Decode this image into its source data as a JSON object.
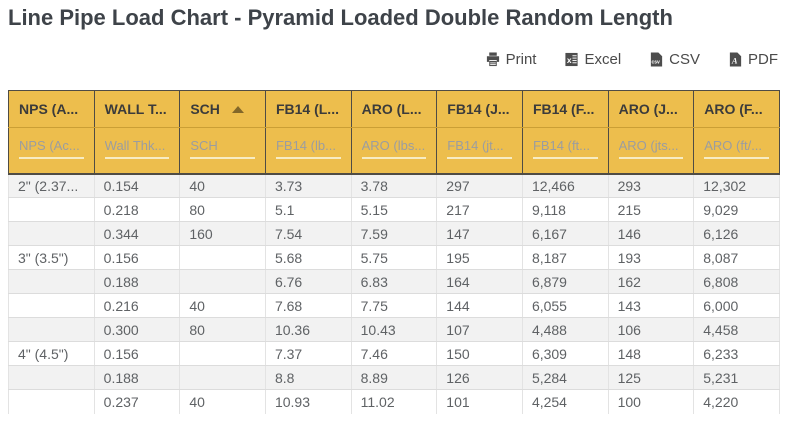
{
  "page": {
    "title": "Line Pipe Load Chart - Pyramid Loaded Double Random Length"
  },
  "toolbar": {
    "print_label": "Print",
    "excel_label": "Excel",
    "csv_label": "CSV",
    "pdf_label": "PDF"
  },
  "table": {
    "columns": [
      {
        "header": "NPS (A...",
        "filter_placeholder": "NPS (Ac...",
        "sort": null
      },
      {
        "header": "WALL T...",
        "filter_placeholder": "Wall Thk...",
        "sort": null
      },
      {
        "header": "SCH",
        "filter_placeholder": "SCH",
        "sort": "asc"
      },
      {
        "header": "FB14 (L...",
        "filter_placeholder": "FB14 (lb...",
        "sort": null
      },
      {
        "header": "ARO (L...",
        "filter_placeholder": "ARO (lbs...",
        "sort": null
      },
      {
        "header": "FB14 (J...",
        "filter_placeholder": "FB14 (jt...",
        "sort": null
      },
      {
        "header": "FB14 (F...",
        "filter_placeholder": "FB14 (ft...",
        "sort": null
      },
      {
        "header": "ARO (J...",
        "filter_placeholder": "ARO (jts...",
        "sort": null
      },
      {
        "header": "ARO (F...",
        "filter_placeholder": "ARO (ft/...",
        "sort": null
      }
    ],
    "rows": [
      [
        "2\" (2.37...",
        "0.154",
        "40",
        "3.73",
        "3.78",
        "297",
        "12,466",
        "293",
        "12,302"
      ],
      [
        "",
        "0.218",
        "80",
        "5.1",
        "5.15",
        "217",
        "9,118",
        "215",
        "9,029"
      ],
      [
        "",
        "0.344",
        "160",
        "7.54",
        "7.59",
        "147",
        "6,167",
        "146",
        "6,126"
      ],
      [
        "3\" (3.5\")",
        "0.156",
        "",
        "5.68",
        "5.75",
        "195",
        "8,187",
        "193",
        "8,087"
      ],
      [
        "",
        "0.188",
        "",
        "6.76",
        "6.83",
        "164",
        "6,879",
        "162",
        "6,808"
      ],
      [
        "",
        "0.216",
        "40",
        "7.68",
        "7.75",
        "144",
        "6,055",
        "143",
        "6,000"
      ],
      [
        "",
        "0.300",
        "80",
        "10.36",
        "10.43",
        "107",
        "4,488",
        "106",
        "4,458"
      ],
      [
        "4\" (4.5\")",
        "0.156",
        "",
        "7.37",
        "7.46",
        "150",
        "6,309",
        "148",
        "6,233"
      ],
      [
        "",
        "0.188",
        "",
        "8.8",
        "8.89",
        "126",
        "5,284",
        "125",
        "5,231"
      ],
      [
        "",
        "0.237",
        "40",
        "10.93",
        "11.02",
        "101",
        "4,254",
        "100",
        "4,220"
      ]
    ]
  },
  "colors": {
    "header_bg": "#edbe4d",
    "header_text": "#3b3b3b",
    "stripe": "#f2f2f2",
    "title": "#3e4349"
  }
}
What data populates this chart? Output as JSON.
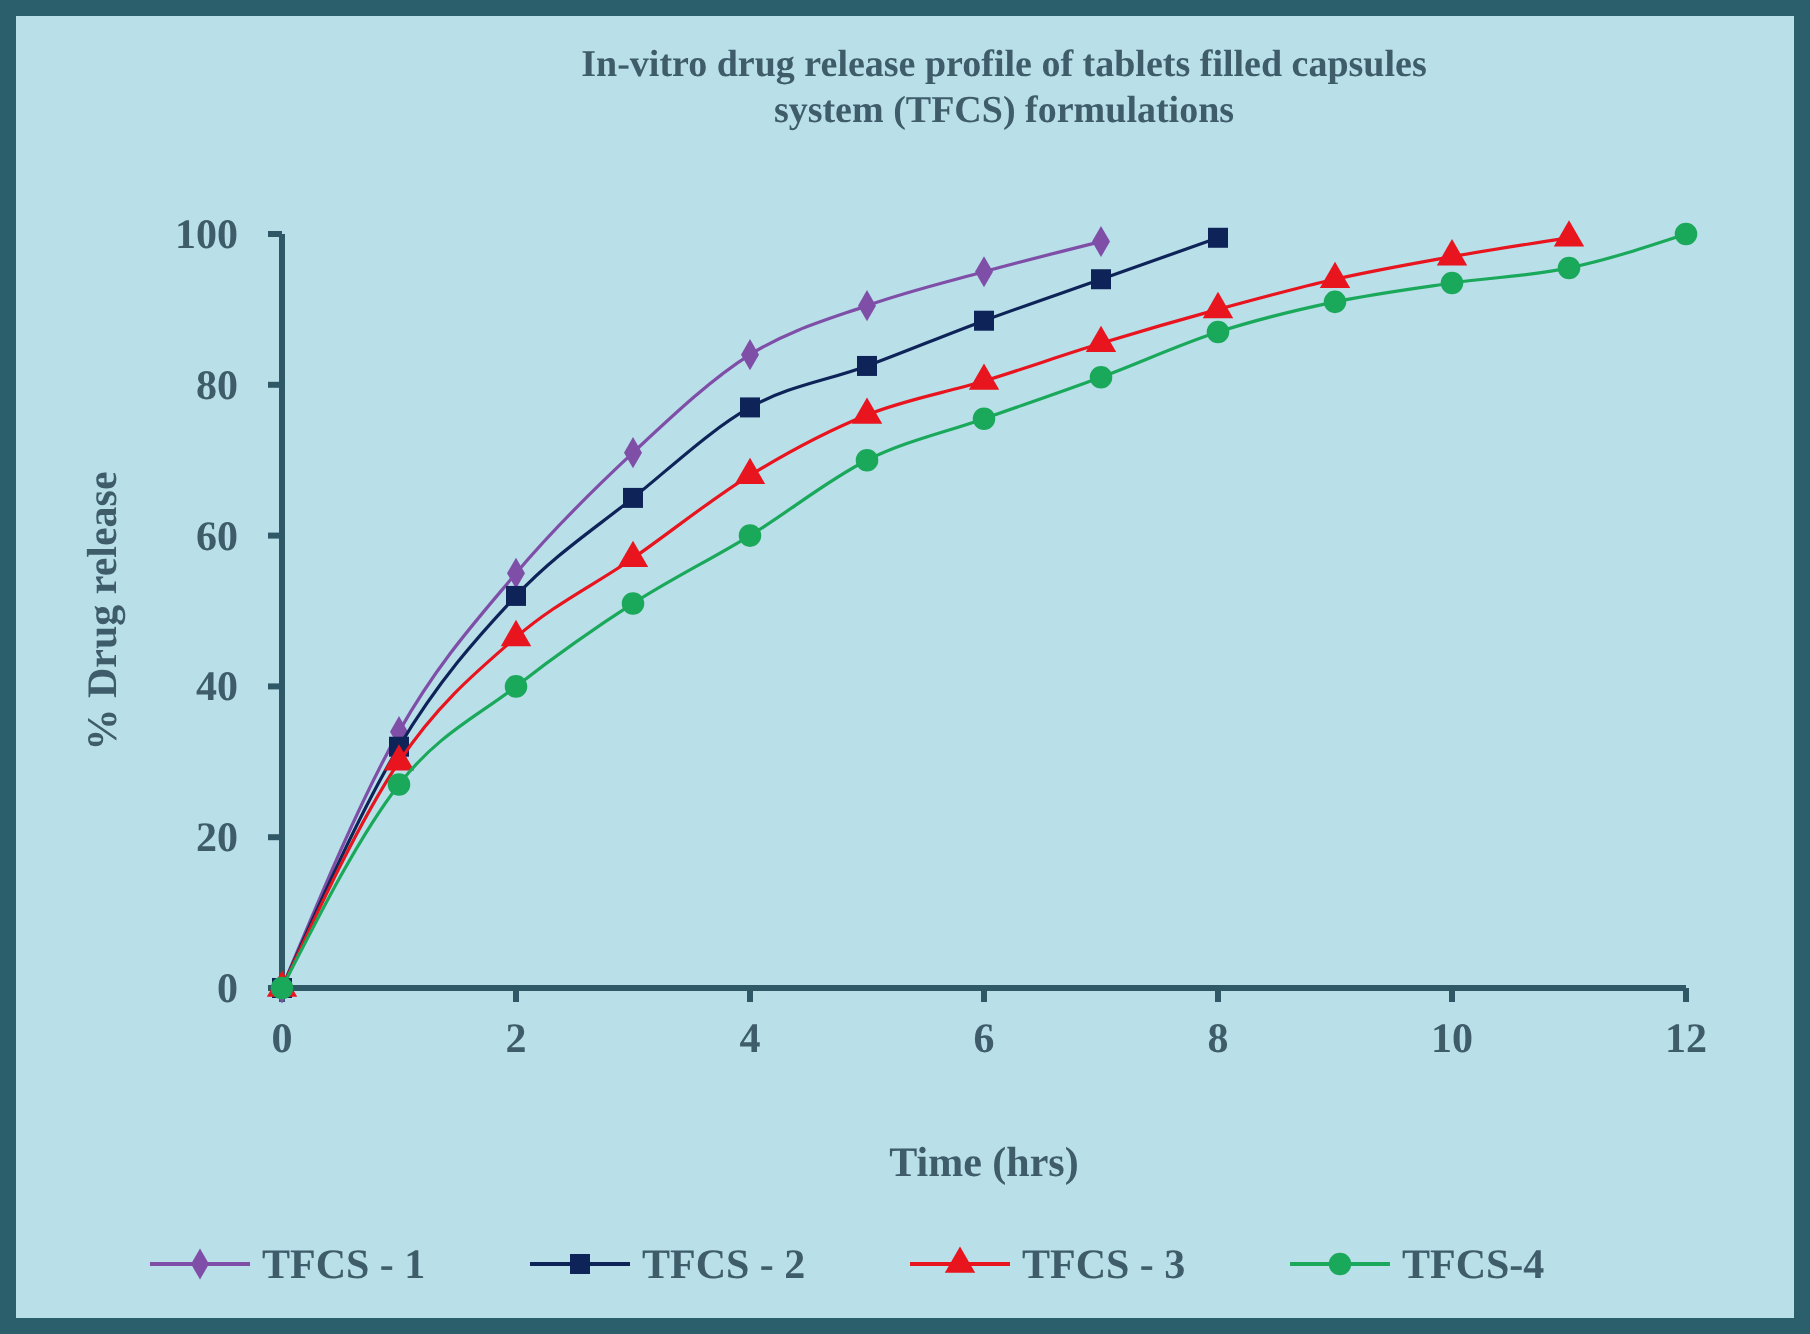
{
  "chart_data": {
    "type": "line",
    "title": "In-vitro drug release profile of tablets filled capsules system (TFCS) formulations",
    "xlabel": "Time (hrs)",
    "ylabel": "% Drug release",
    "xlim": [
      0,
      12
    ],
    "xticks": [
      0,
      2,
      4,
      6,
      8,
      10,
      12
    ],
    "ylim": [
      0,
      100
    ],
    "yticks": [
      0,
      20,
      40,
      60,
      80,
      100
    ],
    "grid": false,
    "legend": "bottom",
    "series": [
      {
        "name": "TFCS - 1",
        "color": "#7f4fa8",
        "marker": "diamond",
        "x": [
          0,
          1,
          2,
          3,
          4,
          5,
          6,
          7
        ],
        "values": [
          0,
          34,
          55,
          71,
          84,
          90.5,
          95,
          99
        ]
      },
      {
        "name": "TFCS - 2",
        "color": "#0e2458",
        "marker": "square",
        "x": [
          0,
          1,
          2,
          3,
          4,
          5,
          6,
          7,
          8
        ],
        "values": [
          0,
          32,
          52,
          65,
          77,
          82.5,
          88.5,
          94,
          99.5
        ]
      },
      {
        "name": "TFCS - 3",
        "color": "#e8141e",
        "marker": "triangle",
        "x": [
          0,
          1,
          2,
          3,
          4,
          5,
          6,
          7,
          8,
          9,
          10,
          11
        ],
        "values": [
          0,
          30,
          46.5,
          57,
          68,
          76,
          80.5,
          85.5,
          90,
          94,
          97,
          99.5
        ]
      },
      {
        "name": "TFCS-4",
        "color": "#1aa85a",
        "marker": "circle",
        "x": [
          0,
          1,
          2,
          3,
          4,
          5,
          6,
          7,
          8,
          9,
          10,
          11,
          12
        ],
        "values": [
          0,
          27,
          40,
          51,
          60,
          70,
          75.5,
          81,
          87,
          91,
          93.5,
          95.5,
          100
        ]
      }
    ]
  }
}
------------------------------------
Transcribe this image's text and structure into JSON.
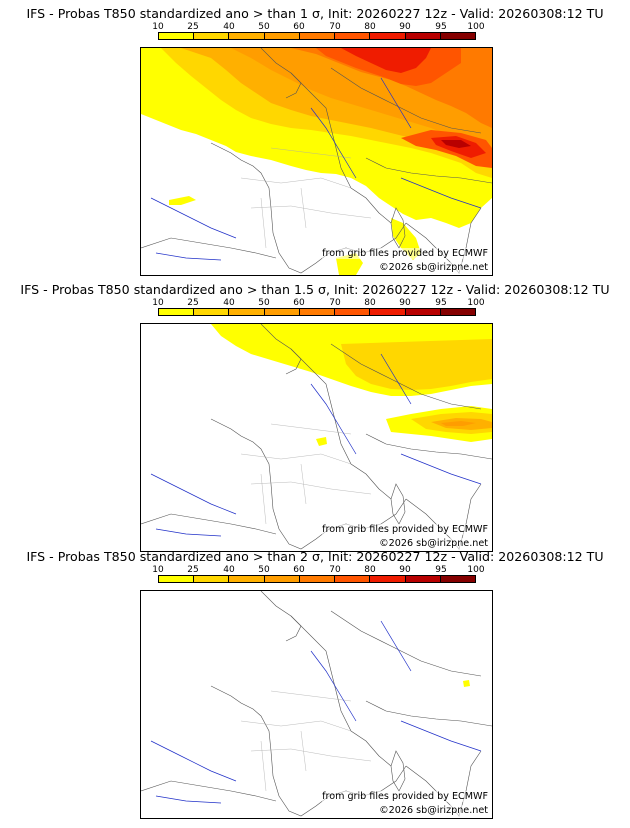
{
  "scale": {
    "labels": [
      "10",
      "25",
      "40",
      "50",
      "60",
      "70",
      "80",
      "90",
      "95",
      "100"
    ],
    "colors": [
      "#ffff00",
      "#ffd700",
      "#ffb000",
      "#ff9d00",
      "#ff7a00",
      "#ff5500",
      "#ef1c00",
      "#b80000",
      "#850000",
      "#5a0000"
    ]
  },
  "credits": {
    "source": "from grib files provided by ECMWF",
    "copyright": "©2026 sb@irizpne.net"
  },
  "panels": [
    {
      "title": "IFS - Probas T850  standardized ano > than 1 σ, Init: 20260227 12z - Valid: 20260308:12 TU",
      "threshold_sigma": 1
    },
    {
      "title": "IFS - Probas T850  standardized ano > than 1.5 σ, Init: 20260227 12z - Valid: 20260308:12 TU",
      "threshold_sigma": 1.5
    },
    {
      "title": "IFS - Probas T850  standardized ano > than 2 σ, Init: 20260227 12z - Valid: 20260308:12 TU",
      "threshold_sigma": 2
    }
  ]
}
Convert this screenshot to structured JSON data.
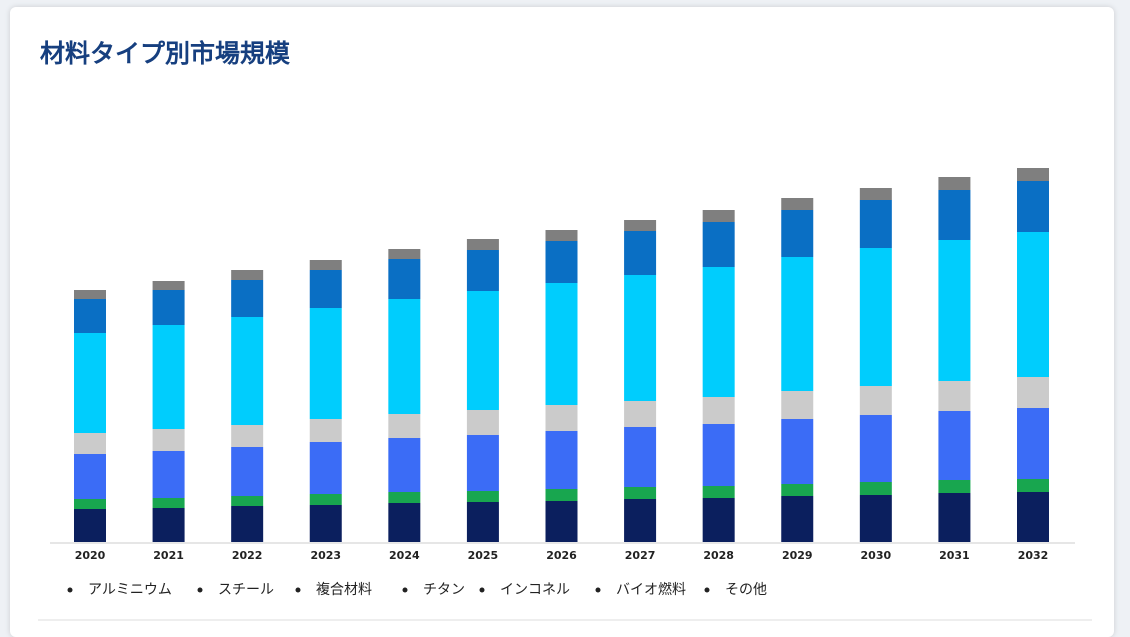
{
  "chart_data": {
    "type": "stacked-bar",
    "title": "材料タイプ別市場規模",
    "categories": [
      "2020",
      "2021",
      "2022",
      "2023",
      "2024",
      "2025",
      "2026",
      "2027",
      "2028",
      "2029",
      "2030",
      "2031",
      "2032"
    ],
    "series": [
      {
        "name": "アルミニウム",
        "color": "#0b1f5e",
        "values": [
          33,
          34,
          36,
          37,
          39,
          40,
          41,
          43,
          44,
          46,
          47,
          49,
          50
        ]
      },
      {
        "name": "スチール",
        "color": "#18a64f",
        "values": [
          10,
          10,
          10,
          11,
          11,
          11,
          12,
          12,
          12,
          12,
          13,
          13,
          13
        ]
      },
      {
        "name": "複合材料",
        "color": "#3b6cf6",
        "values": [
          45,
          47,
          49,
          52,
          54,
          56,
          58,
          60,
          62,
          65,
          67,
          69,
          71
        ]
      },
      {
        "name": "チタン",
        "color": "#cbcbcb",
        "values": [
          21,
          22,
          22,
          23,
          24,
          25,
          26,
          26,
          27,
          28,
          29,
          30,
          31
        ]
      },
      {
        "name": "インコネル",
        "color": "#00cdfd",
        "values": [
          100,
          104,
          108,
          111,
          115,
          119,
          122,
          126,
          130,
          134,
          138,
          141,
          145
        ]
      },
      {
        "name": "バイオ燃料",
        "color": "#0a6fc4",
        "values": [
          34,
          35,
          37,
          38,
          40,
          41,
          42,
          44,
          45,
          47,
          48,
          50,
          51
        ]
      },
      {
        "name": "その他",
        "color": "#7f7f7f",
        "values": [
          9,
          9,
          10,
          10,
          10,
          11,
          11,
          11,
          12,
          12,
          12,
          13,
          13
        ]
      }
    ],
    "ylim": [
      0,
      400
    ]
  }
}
------------------------------------
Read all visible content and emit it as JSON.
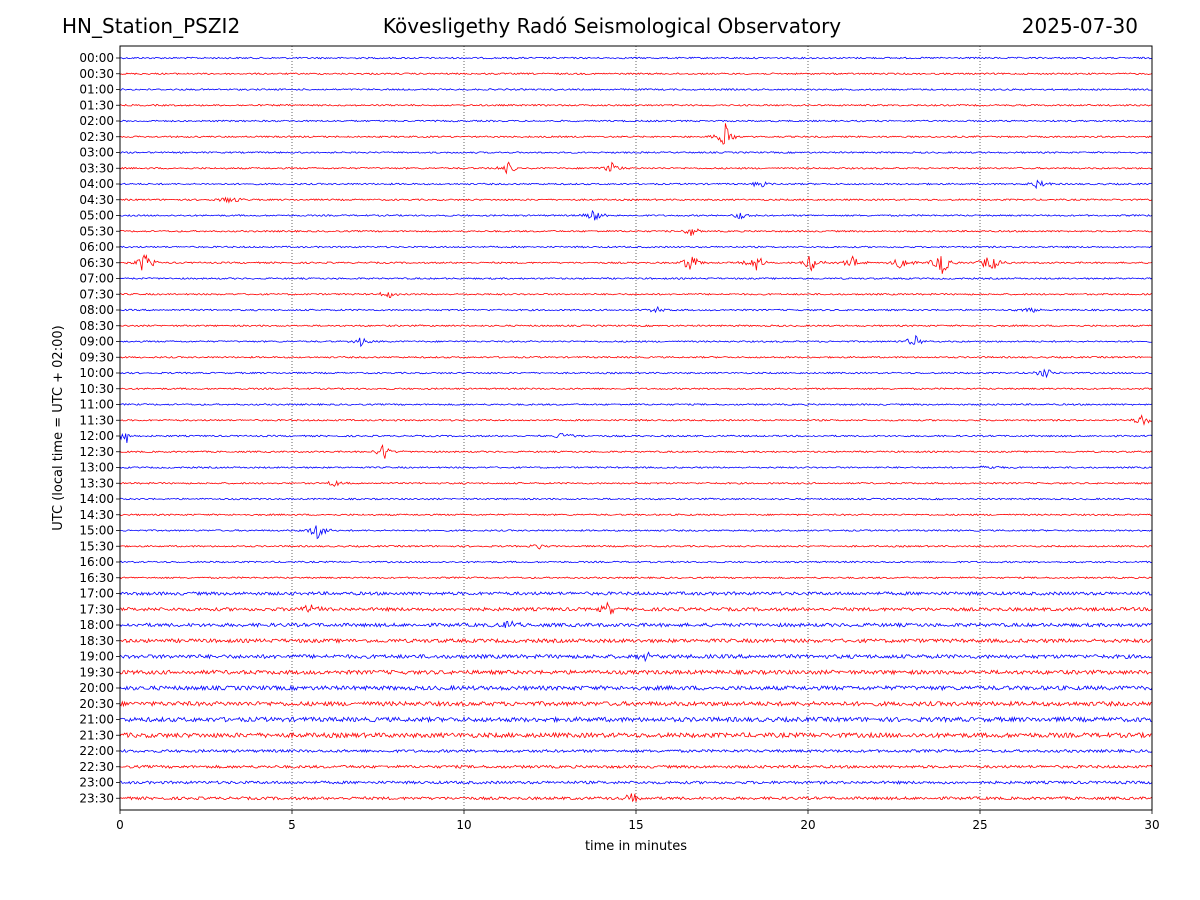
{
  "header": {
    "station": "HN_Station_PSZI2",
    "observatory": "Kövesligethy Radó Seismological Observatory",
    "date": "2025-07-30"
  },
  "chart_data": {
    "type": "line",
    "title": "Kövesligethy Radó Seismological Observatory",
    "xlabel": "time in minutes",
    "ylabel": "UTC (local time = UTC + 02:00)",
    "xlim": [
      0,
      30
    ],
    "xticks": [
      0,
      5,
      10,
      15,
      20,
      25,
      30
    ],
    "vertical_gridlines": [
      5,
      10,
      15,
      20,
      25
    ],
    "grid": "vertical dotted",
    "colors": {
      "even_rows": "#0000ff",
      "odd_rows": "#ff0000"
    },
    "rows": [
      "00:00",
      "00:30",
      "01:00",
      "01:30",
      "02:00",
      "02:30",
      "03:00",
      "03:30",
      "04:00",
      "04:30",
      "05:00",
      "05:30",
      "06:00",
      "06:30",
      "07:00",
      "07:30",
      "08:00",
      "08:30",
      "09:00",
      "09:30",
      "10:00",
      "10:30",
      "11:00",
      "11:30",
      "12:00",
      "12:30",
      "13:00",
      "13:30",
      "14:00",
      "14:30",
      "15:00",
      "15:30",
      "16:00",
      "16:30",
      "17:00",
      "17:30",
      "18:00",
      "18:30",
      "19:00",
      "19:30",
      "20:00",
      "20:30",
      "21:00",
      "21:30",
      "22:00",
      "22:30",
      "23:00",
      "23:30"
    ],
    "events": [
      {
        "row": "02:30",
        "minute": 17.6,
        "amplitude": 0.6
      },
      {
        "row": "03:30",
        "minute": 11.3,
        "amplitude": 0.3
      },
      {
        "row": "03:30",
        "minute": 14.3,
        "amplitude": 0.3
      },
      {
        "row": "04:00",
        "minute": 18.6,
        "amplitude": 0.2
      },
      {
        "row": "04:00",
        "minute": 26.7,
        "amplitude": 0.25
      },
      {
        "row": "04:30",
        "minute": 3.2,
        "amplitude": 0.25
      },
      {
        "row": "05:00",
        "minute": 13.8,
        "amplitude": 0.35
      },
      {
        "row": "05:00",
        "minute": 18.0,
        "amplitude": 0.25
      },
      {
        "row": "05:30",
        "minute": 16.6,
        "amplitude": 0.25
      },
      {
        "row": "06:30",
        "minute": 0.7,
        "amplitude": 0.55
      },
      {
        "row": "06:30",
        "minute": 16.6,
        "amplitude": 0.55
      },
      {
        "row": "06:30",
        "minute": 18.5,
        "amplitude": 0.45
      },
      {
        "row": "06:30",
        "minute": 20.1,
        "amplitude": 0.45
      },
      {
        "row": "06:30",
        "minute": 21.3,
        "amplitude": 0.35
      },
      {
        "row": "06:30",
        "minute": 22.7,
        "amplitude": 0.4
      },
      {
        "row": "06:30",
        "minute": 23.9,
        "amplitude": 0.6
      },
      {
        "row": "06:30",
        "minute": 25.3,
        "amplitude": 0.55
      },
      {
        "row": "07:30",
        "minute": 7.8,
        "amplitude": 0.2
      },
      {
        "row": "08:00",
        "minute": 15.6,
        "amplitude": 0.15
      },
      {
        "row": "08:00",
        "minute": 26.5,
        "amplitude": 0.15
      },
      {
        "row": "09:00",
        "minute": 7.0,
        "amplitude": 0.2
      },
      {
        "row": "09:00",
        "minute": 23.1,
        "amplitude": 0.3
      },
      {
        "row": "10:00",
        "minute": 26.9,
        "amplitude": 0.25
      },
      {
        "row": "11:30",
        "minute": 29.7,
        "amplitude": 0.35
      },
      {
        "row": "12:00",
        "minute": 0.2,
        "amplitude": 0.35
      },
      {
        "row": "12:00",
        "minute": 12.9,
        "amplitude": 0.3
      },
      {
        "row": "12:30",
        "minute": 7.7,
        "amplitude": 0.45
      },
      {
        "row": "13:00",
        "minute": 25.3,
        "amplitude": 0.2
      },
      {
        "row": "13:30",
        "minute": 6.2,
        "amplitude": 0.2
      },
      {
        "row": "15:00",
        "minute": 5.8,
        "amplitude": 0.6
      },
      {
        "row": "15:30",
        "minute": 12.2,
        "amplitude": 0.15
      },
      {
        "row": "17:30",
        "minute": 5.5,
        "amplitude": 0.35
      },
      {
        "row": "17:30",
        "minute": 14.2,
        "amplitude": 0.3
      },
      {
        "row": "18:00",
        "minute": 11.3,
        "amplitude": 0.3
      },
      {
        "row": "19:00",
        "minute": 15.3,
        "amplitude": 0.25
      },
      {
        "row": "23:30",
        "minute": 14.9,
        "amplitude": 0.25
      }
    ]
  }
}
------------------------------------
● What the exercise asks
Go through the records and copy each line with "JSON" in it.

● Solution for this exercise
Decode this image into its source data as a JSON object.
What data populates this chart? Output as JSON.
Transcribe this image's text and structure into JSON.
Convert this screenshot to structured JSON data.
Read all visible content and emit it as JSON.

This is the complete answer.